Start of The records

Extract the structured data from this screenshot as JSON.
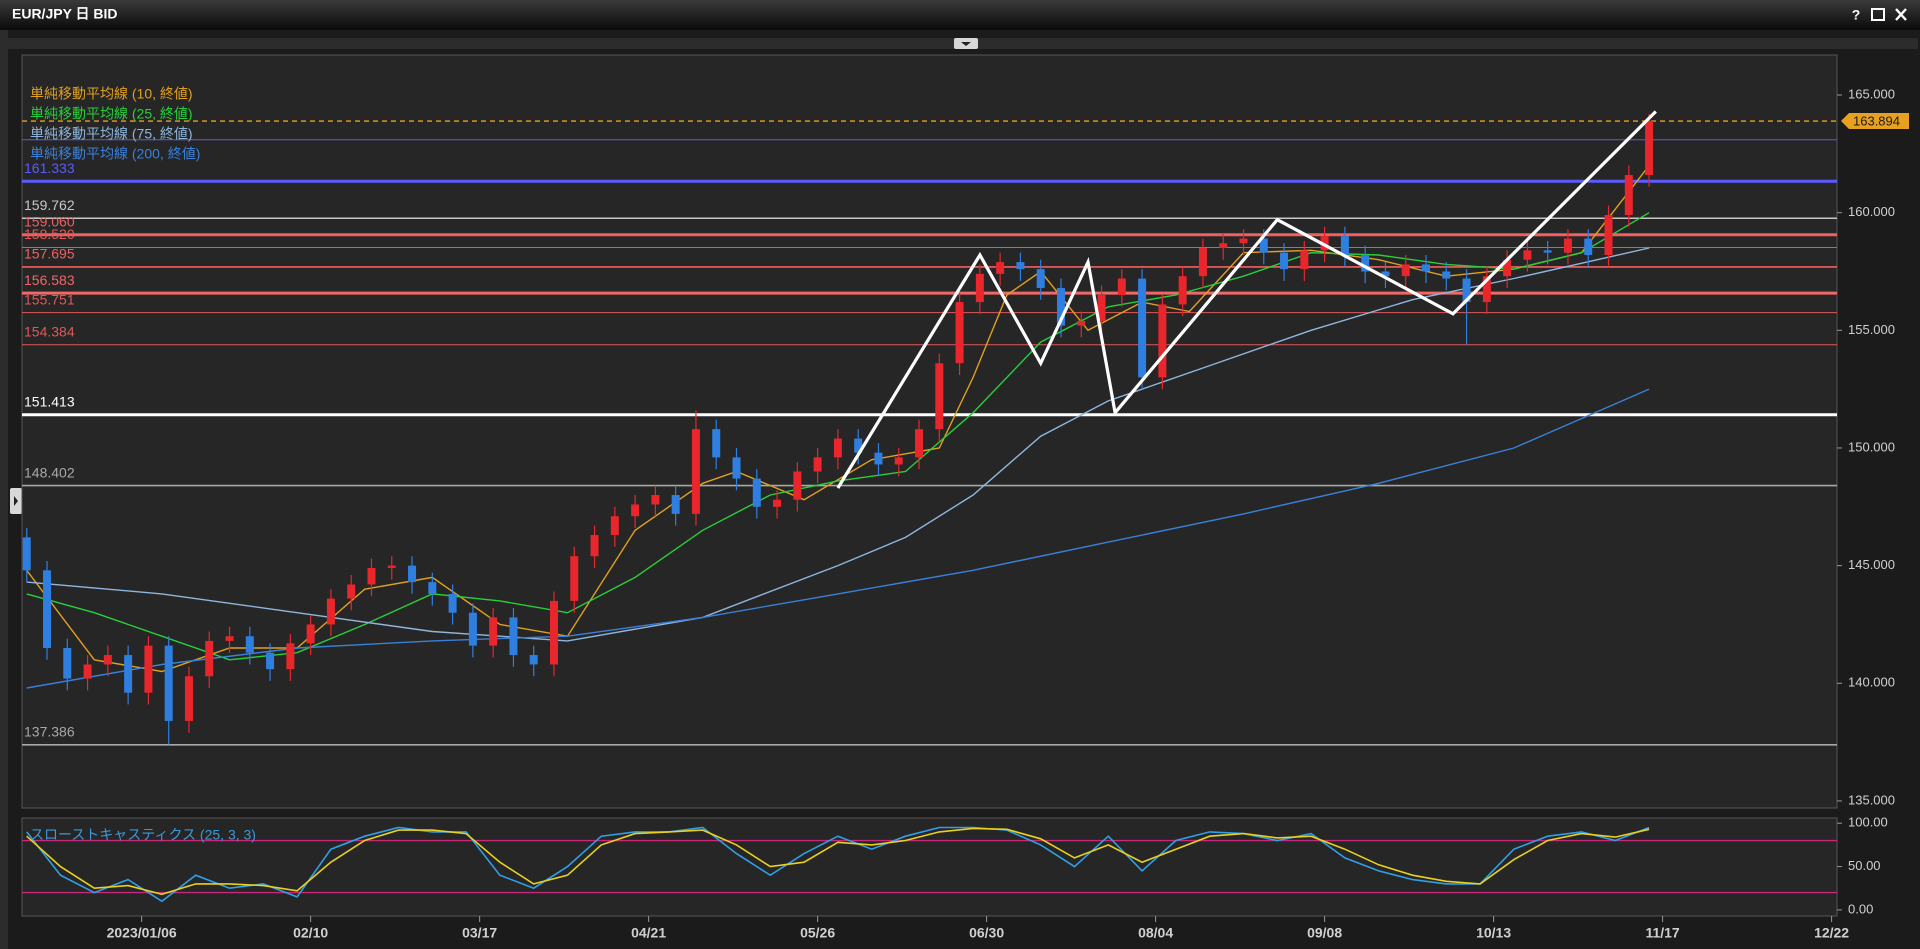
{
  "window": {
    "title": "EUR/JPY 日 BID",
    "help": "?"
  },
  "chart_data": [
    {
      "type": "candlestick",
      "up_color": "#e8262b",
      "down_color": "#2f7fe0",
      "x": [
        0,
        3,
        6,
        9,
        12,
        15,
        18,
        21,
        24,
        27,
        30,
        33,
        36,
        39,
        42,
        45,
        48,
        51,
        54,
        57,
        60,
        63,
        66,
        69,
        72,
        75,
        78,
        81,
        84,
        87,
        90,
        93,
        96,
        99,
        102,
        105,
        108,
        111,
        114,
        117,
        120,
        123,
        126,
        129,
        132,
        135,
        138,
        141,
        144,
        147,
        150,
        153,
        156,
        159,
        162,
        165,
        168,
        171,
        174,
        177,
        180,
        183,
        186,
        189,
        192,
        195,
        198,
        201,
        204,
        207,
        210,
        213,
        216,
        219,
        222,
        225,
        228,
        231,
        234,
        237,
        240
      ],
      "open": [
        146.2,
        144.8,
        141.5,
        140.2,
        140.8,
        141.2,
        139.6,
        141.6,
        138.4,
        140.3,
        141.8,
        142.0,
        141.3,
        140.6,
        141.7,
        142.5,
        143.6,
        144.2,
        144.9,
        145.0,
        144.3,
        143.8,
        143.0,
        141.6,
        142.8,
        141.2,
        140.8,
        143.5,
        145.4,
        146.3,
        147.1,
        147.6,
        148.0,
        147.2,
        150.8,
        149.6,
        148.7,
        147.5,
        147.8,
        149.0,
        149.6,
        150.4,
        149.8,
        149.3,
        149.6,
        150.8,
        153.6,
        156.2,
        157.4,
        157.9,
        157.6,
        156.8,
        155.2,
        155.4,
        156.5,
        157.2,
        153.0,
        156.1,
        157.3,
        158.5,
        158.7,
        158.9,
        158.3,
        157.6,
        158.4,
        159.0,
        158.2,
        157.5,
        157.3,
        157.8,
        157.5,
        157.2,
        156.2,
        157.3,
        158.0,
        158.4,
        158.3,
        158.9,
        158.2,
        159.9,
        161.6
      ],
      "high": [
        146.6,
        145.2,
        141.9,
        141.2,
        141.6,
        141.6,
        142.0,
        142.0,
        140.7,
        142.2,
        142.4,
        142.4,
        141.7,
        142.1,
        142.9,
        144.0,
        144.6,
        145.3,
        145.4,
        145.4,
        144.7,
        144.2,
        143.4,
        143.2,
        143.2,
        141.6,
        143.9,
        145.8,
        146.7,
        147.5,
        148.0,
        148.4,
        148.4,
        151.6,
        151.2,
        150.0,
        149.1,
        148.2,
        149.4,
        150.0,
        150.8,
        150.8,
        150.2,
        150.0,
        151.2,
        154.0,
        156.6,
        157.8,
        158.3,
        158.3,
        158.0,
        157.2,
        155.8,
        156.9,
        157.6,
        157.6,
        156.5,
        157.7,
        158.9,
        159.1,
        159.3,
        159.3,
        158.7,
        158.8,
        159.4,
        159.4,
        158.6,
        157.9,
        158.2,
        158.2,
        157.9,
        157.6,
        157.7,
        158.4,
        158.8,
        158.8,
        159.3,
        159.3,
        160.3,
        162.0,
        164.2
      ],
      "low": [
        144.3,
        141.0,
        139.7,
        139.7,
        140.3,
        139.1,
        139.1,
        137.4,
        137.9,
        139.8,
        141.3,
        140.8,
        140.1,
        140.1,
        141.2,
        142.0,
        143.1,
        143.7,
        144.4,
        143.8,
        143.3,
        142.5,
        141.1,
        141.1,
        140.7,
        140.3,
        140.3,
        143.0,
        144.9,
        145.8,
        146.6,
        147.1,
        146.7,
        146.7,
        149.1,
        148.2,
        147.0,
        147.0,
        147.3,
        148.5,
        149.1,
        149.3,
        148.8,
        148.8,
        149.1,
        150.3,
        153.1,
        155.7,
        156.9,
        157.1,
        156.3,
        154.7,
        154.7,
        154.9,
        156.0,
        152.5,
        152.5,
        155.6,
        156.8,
        158.0,
        158.2,
        157.8,
        157.1,
        157.1,
        157.9,
        157.7,
        157.0,
        156.8,
        156.8,
        157.0,
        156.7,
        154.4,
        155.7,
        156.8,
        157.5,
        157.8,
        157.8,
        157.7,
        157.7,
        159.4,
        161.1
      ],
      "close": [
        144.8,
        141.5,
        140.2,
        140.8,
        141.2,
        139.6,
        141.6,
        138.4,
        140.3,
        141.8,
        142.0,
        141.3,
        140.6,
        141.7,
        142.5,
        143.6,
        144.2,
        144.9,
        145.0,
        144.3,
        143.8,
        143.0,
        141.6,
        142.8,
        141.2,
        140.8,
        143.5,
        145.4,
        146.3,
        147.1,
        147.6,
        148.0,
        147.2,
        150.8,
        149.6,
        148.7,
        147.5,
        147.8,
        149.0,
        149.6,
        150.4,
        149.8,
        149.3,
        149.6,
        150.8,
        153.6,
        156.2,
        157.4,
        157.9,
        157.6,
        156.8,
        155.2,
        155.4,
        156.5,
        157.2,
        153.0,
        156.1,
        157.3,
        158.5,
        158.7,
        158.9,
        158.3,
        157.6,
        158.4,
        159.0,
        158.2,
        157.5,
        157.3,
        157.8,
        157.5,
        157.2,
        156.2,
        157.3,
        158.0,
        158.4,
        158.3,
        158.9,
        158.2,
        159.9,
        161.6,
        163.9
      ],
      "series": [
        {
          "name": "単純移動平均線 (10, 終値)",
          "color": "#e0a020",
          "x": [
            0,
            10,
            20,
            30,
            40,
            50,
            60,
            70,
            80,
            90,
            100,
            105,
            115,
            125,
            135,
            140,
            145,
            150,
            157,
            165,
            172,
            180,
            190,
            200,
            210,
            220,
            230,
            240
          ],
          "values": [
            144.8,
            141.0,
            140.5,
            141.5,
            141.5,
            144.0,
            144.5,
            142.5,
            142.0,
            146.5,
            148.5,
            149.0,
            147.8,
            149.5,
            150.0,
            153.0,
            156.5,
            157.5,
            155.0,
            156.2,
            155.8,
            158.3,
            158.4,
            158.0,
            157.3,
            157.6,
            158.3,
            162.0
          ]
        },
        {
          "name": "単純移動平均線 (25, 終値)",
          "color": "#27d03a",
          "x": [
            0,
            10,
            20,
            30,
            40,
            50,
            60,
            70,
            80,
            90,
            100,
            110,
            120,
            130,
            140,
            150,
            160,
            170,
            180,
            190,
            200,
            210,
            220,
            230,
            240
          ],
          "values": [
            143.8,
            143.0,
            142.0,
            141.0,
            141.3,
            142.5,
            143.8,
            143.5,
            143.0,
            144.5,
            146.5,
            148.0,
            148.6,
            149.0,
            151.5,
            154.5,
            156.0,
            156.5,
            157.3,
            158.3,
            158.2,
            157.8,
            157.6,
            158.3,
            160.0
          ]
        },
        {
          "name": "単純移動平均線 (75, 終値)",
          "color": "#8fb6de",
          "x": [
            0,
            20,
            40,
            60,
            80,
            100,
            120,
            130,
            140,
            150,
            160,
            175,
            190,
            205,
            220,
            240
          ],
          "values": [
            144.3,
            143.8,
            143.0,
            142.2,
            141.8,
            142.8,
            145.0,
            146.2,
            148.0,
            150.5,
            152.0,
            153.5,
            155.0,
            156.3,
            157.2,
            158.5
          ]
        },
        {
          "name": "単純移動平均線 (200, 終値)",
          "color": "#3a80d8",
          "x": [
            0,
            20,
            40,
            60,
            80,
            100,
            120,
            140,
            160,
            180,
            200,
            220,
            240
          ],
          "values": [
            139.8,
            140.8,
            141.5,
            141.8,
            142.0,
            142.8,
            143.8,
            144.8,
            146.0,
            147.2,
            148.5,
            150.0,
            152.5
          ]
        }
      ],
      "levels": [
        {
          "value": 163.894,
          "label": "163.894",
          "color": "#e8a020",
          "style": "dashed"
        },
        {
          "value": 163.1,
          "color": "#5a5ae0",
          "style": "thin"
        },
        {
          "value": 161.333,
          "label": "161.333",
          "color": "#5b5bff",
          "style": "thick"
        },
        {
          "value": 159.762,
          "label": "159.762",
          "color": "#c8c8c8",
          "style": "normal"
        },
        {
          "value": 159.06,
          "label": "159.060",
          "color": "#f06060",
          "style": "thick"
        },
        {
          "value": 158.52,
          "label": "158.520",
          "color": "#e05858",
          "style": "thin"
        },
        {
          "value": 157.695,
          "label": "157.695",
          "color": "#f06060",
          "style": "normal"
        },
        {
          "value": 156.583,
          "label": "156.583",
          "color": "#f06868",
          "style": "thick"
        },
        {
          "value": 155.751,
          "label": "155.751",
          "color": "#e05858",
          "style": "thin"
        },
        {
          "value": 154.384,
          "label": "154.384",
          "color": "#e05858",
          "style": "thin"
        },
        {
          "value": 151.413,
          "label": "151.413",
          "color": "#ffffff",
          "style": "thick"
        },
        {
          "value": 148.402,
          "label": "148.402",
          "color": "#a8a8a8",
          "style": "normal"
        },
        {
          "value": 137.386,
          "label": "137.386",
          "color": "#a8a8a8",
          "style": "normal"
        }
      ],
      "trendline": {
        "color": "#ffffff",
        "x": [
          120,
          141,
          150,
          157,
          161,
          185,
          211,
          241
        ],
        "values": [
          148.3,
          158.2,
          153.6,
          157.9,
          151.5,
          159.7,
          155.7,
          164.3
        ]
      },
      "xlim": [
        -0.7,
        267.8
      ],
      "ylim": [
        134.7,
        166.7
      ],
      "yticks": [
        {
          "value": 135,
          "label": "135.000"
        },
        {
          "value": 140,
          "label": "140.000"
        },
        {
          "value": 145,
          "label": "145.000"
        },
        {
          "value": 150,
          "label": "150.000"
        },
        {
          "value": 155,
          "label": "155.000"
        },
        {
          "value": 160,
          "label": "160.000"
        },
        {
          "value": 165,
          "label": "165.000"
        }
      ]
    },
    {
      "type": "line",
      "title": "スローストキャスティクス (25, 3, 3)",
      "series": [
        {
          "color": "#2f9fe8",
          "x": [
            0,
            5,
            10,
            15,
            20,
            25,
            30,
            35,
            40,
            45,
            50,
            55,
            60,
            65,
            70,
            75,
            80,
            85,
            90,
            95,
            100,
            105,
            110,
            115,
            120,
            125,
            130,
            135,
            140,
            145,
            150,
            155,
            160,
            165,
            170,
            175,
            180,
            185,
            190,
            195,
            200,
            205,
            210,
            215,
            220,
            225,
            230,
            235,
            240
          ],
          "values": [
            90,
            40,
            20,
            35,
            10,
            40,
            25,
            30,
            15,
            70,
            85,
            95,
            90,
            90,
            40,
            25,
            50,
            85,
            90,
            90,
            95,
            65,
            40,
            65,
            85,
            70,
            85,
            95,
            95,
            92,
            75,
            50,
            85,
            45,
            80,
            90,
            88,
            80,
            88,
            60,
            45,
            35,
            30,
            30,
            70,
            85,
            90,
            80,
            95
          ]
        },
        {
          "color": "#e8d020",
          "x": [
            0,
            5,
            10,
            15,
            20,
            25,
            30,
            35,
            40,
            45,
            50,
            55,
            60,
            65,
            70,
            75,
            80,
            85,
            90,
            95,
            100,
            105,
            110,
            115,
            120,
            125,
            130,
            135,
            140,
            145,
            150,
            155,
            160,
            165,
            170,
            175,
            180,
            185,
            190,
            195,
            200,
            205,
            210,
            215,
            220,
            225,
            230,
            235,
            240
          ],
          "values": [
            85,
            50,
            25,
            28,
            18,
            30,
            30,
            28,
            22,
            55,
            80,
            92,
            92,
            88,
            55,
            30,
            40,
            75,
            88,
            90,
            92,
            75,
            50,
            55,
            78,
            75,
            80,
            90,
            94,
            93,
            82,
            60,
            75,
            55,
            70,
            85,
            88,
            83,
            85,
            70,
            52,
            40,
            33,
            30,
            58,
            80,
            88,
            84,
            93
          ]
        }
      ],
      "levels": [
        {
          "value": 80,
          "color": "#c8287a"
        },
        {
          "value": 20,
          "color": "#c8287a"
        }
      ],
      "xlim": [
        -0.7,
        267.8
      ],
      "ylim": [
        -7,
        106
      ],
      "yticks": [
        {
          "value": 0,
          "label": "0.00"
        },
        {
          "value": 50,
          "label": "50.00"
        },
        {
          "value": 100,
          "label": "100.00"
        }
      ],
      "xticks": [
        {
          "value": 17,
          "label": "2023/01/06"
        },
        {
          "value": 42,
          "label": "02/10"
        },
        {
          "value": 67,
          "label": "03/17"
        },
        {
          "value": 92,
          "label": "04/21"
        },
        {
          "value": 117,
          "label": "05/26"
        },
        {
          "value": 142,
          "label": "06/30"
        },
        {
          "value": 167,
          "label": "08/04"
        },
        {
          "value": 192,
          "label": "09/08"
        },
        {
          "value": 217,
          "label": "10/13"
        },
        {
          "value": 242,
          "label": "11/17"
        },
        {
          "value": 267,
          "label": "12/22"
        }
      ]
    }
  ]
}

End of The records

## Problem to work on
Return only those lines of the records that contain the string "title".

## Response for this exercise
    "title": "EUR/JPY 日 BID",
      "title": "スローストキャスティクス (25, 3, 3)",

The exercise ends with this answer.